Direction> Restate the full listing word for word and leave the pictures out.

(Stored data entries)
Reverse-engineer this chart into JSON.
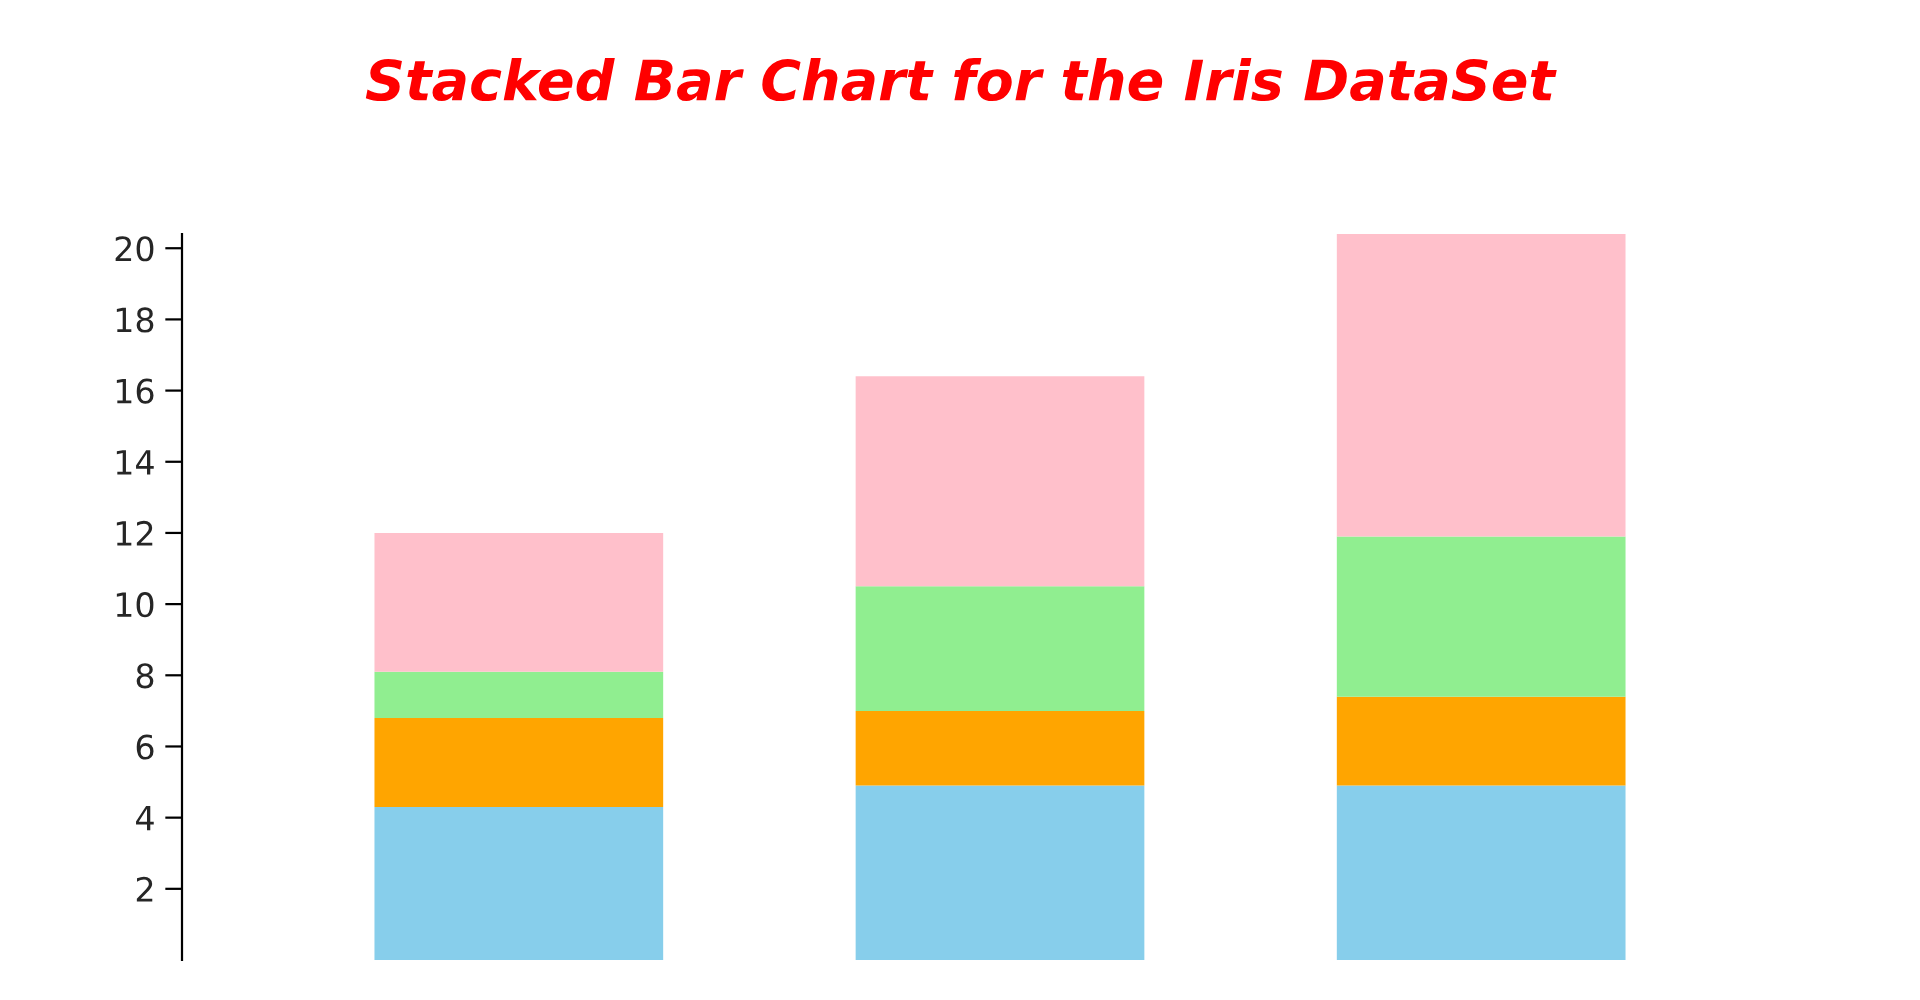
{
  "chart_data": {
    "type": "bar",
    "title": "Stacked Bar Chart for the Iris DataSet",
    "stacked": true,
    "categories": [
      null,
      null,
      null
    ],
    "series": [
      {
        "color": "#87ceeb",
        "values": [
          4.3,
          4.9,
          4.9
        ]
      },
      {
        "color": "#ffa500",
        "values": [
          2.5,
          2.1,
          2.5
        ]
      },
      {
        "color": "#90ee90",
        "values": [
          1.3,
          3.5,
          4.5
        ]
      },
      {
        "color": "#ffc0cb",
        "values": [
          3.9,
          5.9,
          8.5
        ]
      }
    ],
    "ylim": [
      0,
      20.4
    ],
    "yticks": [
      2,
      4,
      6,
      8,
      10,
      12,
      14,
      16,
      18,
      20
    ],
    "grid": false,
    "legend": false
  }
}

Final result>
Reverse-engineer this chart into JSON.
{
  "chart_data": {
    "type": "bar",
    "title": "Stacked Bar Chart for the Iris DataSet",
    "stacked": true,
    "categories": [
      null,
      null,
      null
    ],
    "series": [
      {
        "color": "#87ceeb",
        "values": [
          4.3,
          4.9,
          4.9
        ]
      },
      {
        "color": "#ffa500",
        "values": [
          2.5,
          2.1,
          2.5
        ]
      },
      {
        "color": "#90ee90",
        "values": [
          1.3,
          3.5,
          4.5
        ]
      },
      {
        "color": "#ffc0cb",
        "values": [
          3.9,
          5.9,
          8.5
        ]
      }
    ],
    "ylim": [
      0,
      20.4
    ],
    "yticks": [
      2,
      4,
      6,
      8,
      10,
      12,
      14,
      16,
      18,
      20
    ],
    "grid": false,
    "legend": false
  }
}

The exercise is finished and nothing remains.